# Problem to solve:
Find each line with the string "Framework" and report it.

(begin)

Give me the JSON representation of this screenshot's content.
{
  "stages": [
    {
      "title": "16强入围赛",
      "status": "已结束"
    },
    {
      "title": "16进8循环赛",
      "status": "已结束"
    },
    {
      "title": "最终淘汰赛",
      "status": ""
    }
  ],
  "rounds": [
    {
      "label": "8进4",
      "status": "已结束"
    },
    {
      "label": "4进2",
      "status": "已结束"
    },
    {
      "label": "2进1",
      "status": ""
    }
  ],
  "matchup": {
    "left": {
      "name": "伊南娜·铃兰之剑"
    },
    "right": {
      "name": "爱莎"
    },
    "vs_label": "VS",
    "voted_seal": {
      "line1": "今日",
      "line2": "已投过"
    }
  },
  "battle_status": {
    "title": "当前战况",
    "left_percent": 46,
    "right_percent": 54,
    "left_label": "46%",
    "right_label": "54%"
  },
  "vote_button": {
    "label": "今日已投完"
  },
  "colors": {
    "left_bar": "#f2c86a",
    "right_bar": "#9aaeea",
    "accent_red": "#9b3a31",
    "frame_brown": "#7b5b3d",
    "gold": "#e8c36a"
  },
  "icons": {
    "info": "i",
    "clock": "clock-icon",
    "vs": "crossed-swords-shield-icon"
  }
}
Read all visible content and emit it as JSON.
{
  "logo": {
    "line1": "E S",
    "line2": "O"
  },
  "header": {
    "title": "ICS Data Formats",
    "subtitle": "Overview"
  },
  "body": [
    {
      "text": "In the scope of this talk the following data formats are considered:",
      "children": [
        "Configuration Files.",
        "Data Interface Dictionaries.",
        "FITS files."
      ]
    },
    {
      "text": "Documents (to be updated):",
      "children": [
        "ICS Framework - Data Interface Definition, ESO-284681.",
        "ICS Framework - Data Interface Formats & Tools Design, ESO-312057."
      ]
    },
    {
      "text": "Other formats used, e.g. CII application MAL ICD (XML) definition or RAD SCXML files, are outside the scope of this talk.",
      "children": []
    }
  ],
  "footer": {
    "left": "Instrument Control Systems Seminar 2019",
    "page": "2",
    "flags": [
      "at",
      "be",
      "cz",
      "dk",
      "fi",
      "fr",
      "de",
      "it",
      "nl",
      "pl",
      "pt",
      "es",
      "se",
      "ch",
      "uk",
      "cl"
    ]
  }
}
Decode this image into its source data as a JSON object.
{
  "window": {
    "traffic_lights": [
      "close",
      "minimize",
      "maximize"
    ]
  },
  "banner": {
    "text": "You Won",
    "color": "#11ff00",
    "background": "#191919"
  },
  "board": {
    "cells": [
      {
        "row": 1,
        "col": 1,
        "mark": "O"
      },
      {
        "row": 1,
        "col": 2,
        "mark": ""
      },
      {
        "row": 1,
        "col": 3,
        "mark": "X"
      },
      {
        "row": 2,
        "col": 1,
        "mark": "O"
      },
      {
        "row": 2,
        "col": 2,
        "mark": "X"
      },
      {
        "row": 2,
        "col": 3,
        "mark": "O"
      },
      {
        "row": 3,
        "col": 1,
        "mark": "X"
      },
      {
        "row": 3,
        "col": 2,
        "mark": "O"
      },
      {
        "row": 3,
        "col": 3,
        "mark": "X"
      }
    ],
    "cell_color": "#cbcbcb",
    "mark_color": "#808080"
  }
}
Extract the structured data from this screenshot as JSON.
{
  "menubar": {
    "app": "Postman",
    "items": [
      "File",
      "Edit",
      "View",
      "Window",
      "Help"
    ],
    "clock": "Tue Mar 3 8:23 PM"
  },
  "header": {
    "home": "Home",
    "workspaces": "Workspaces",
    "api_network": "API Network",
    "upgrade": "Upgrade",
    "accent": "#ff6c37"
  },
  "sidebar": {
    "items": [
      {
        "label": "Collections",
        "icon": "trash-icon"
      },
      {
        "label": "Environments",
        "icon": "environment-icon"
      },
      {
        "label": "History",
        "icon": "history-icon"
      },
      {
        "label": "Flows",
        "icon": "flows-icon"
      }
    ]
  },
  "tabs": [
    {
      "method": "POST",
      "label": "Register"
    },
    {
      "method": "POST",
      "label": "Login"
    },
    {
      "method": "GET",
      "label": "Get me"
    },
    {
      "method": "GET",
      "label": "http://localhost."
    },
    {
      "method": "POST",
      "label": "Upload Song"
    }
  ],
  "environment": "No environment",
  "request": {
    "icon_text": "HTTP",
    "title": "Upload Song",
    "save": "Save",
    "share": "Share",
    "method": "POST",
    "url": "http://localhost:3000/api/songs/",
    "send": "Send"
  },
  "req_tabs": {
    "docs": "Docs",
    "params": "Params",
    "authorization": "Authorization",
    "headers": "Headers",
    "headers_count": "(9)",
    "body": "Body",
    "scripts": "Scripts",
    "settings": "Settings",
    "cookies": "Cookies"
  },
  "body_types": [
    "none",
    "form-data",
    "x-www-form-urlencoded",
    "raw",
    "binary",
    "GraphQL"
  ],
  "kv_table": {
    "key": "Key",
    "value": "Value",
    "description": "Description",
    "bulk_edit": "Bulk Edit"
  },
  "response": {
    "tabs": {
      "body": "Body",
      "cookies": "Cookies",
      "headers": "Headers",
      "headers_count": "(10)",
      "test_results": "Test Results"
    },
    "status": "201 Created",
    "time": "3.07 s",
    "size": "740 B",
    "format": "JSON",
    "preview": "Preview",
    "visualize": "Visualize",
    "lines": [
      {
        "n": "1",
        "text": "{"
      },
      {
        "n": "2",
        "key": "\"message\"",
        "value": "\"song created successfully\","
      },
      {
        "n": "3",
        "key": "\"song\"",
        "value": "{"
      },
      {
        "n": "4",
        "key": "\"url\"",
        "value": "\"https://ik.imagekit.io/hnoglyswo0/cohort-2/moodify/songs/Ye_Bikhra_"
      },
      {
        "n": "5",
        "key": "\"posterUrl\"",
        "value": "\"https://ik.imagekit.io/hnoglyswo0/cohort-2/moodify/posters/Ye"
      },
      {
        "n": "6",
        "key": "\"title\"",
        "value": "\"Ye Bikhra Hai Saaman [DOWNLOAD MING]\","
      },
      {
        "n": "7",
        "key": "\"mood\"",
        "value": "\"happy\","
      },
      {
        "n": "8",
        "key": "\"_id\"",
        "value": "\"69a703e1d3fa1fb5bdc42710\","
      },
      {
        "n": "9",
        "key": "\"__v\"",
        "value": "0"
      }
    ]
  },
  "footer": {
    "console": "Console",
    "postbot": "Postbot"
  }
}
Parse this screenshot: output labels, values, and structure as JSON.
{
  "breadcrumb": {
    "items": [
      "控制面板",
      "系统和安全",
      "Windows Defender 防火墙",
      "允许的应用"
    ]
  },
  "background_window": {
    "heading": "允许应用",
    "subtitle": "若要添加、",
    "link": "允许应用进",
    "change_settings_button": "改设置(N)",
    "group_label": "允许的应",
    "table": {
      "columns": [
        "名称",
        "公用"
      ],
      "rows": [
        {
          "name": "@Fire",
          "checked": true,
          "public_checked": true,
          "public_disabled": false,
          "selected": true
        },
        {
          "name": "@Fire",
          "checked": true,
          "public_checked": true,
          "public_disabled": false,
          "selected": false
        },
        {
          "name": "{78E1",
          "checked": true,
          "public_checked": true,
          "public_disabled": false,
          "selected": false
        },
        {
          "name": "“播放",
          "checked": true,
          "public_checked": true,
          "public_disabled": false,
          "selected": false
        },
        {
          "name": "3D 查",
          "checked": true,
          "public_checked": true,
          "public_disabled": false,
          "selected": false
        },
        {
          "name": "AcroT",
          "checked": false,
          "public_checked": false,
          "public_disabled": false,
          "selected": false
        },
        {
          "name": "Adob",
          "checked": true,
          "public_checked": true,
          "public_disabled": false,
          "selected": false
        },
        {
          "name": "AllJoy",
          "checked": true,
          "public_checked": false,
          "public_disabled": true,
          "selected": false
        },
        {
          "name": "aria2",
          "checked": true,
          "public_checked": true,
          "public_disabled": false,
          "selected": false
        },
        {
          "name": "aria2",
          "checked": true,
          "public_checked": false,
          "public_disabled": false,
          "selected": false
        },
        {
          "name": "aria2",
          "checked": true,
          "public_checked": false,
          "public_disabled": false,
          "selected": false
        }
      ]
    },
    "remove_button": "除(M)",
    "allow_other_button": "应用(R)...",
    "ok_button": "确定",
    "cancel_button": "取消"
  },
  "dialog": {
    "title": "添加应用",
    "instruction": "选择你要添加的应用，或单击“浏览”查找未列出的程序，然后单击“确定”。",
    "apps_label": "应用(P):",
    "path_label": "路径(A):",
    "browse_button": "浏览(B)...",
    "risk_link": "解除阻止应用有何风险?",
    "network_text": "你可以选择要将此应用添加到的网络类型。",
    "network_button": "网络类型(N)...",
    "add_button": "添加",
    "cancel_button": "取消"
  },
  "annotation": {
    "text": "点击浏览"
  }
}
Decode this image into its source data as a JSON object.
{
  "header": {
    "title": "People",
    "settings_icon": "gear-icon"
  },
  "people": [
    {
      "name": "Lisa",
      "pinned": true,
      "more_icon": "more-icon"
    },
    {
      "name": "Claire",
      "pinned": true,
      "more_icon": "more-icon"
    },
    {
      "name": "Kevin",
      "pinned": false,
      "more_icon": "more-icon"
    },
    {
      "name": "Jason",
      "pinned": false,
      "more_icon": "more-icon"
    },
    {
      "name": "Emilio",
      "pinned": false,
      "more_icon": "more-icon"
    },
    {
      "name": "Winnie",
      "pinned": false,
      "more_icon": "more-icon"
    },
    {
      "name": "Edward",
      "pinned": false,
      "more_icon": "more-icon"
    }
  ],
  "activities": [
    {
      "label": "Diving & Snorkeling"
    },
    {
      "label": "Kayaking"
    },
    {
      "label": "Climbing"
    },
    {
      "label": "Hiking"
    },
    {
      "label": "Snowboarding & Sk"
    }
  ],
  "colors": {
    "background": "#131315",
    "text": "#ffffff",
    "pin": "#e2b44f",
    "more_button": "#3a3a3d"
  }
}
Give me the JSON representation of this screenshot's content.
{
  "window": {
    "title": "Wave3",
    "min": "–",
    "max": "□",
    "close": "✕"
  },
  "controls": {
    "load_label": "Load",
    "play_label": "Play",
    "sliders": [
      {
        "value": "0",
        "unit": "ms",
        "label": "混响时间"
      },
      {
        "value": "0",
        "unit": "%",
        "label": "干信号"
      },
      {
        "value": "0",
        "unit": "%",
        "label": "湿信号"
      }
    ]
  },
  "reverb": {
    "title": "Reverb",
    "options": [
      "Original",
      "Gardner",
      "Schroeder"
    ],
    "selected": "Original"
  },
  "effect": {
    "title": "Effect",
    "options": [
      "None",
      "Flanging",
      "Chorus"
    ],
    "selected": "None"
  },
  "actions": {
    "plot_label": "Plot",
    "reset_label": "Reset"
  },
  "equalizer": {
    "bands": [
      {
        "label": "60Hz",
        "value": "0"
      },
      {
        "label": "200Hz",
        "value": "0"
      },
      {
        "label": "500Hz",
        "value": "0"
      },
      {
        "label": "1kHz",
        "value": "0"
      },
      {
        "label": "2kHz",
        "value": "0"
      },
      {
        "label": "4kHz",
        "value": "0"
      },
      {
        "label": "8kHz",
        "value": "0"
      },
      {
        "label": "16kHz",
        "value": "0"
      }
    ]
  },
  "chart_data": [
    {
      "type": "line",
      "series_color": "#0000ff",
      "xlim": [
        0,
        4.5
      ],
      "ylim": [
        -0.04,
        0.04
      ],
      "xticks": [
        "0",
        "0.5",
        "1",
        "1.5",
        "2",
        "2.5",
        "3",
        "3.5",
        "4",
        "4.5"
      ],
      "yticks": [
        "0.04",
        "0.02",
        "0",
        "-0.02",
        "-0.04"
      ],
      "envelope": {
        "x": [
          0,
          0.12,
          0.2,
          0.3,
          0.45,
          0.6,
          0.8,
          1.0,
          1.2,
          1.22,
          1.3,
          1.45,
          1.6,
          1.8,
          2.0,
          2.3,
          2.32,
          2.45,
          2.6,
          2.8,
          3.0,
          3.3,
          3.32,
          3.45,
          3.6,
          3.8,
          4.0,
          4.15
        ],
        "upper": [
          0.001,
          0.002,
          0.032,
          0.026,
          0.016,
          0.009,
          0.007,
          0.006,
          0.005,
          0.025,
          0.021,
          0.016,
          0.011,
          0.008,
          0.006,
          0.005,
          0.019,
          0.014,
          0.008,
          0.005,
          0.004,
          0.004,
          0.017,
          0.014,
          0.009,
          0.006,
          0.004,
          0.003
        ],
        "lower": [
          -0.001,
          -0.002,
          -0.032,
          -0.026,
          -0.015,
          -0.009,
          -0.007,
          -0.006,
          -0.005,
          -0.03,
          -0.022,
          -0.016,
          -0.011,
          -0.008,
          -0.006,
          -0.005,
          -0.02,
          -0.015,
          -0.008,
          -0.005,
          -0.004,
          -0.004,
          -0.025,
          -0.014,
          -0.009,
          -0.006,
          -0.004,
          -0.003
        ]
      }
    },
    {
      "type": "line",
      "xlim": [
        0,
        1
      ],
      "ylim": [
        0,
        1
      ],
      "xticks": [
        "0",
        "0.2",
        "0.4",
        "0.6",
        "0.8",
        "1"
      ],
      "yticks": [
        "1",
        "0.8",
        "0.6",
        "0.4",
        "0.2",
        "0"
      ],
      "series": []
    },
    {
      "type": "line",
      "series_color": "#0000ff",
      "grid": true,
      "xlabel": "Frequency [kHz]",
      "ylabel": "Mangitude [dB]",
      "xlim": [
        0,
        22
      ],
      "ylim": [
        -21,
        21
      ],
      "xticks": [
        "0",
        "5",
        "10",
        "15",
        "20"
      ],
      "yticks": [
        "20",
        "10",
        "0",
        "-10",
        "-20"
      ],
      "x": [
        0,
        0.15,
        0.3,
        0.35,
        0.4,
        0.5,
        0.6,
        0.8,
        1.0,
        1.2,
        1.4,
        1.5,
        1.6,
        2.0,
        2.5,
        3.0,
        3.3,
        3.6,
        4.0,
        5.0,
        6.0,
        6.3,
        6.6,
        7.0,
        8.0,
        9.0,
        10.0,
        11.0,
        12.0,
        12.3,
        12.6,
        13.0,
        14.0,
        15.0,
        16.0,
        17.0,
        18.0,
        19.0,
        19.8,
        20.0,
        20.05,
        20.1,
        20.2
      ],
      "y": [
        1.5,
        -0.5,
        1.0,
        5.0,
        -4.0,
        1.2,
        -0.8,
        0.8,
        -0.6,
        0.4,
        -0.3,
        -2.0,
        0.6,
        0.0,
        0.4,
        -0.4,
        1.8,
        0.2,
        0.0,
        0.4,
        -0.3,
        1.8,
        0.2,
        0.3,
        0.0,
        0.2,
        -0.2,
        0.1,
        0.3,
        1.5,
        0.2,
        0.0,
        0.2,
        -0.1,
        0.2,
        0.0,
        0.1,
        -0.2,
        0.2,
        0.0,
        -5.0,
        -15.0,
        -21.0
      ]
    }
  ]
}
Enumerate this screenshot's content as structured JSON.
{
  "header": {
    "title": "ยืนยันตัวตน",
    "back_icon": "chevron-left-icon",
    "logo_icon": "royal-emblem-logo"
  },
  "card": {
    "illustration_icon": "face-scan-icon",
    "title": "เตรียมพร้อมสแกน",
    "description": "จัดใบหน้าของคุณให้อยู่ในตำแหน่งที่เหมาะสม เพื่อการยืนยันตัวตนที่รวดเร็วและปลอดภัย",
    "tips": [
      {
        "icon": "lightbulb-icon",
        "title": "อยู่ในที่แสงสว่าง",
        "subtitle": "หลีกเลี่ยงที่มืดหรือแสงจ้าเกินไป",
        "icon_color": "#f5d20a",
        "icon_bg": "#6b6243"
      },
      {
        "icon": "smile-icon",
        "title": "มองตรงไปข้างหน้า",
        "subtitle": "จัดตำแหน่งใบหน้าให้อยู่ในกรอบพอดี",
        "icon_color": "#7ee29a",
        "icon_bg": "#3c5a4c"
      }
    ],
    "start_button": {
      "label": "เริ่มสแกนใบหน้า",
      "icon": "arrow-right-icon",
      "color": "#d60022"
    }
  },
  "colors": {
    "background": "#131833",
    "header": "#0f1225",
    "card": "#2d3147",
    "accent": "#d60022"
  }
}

(end)

# Task solution:
        "ICS Framework - Data Interface Definition, ESO-284681.",
        "ICS Framework - Data Interface Formats & Tools Design, ESO-312057."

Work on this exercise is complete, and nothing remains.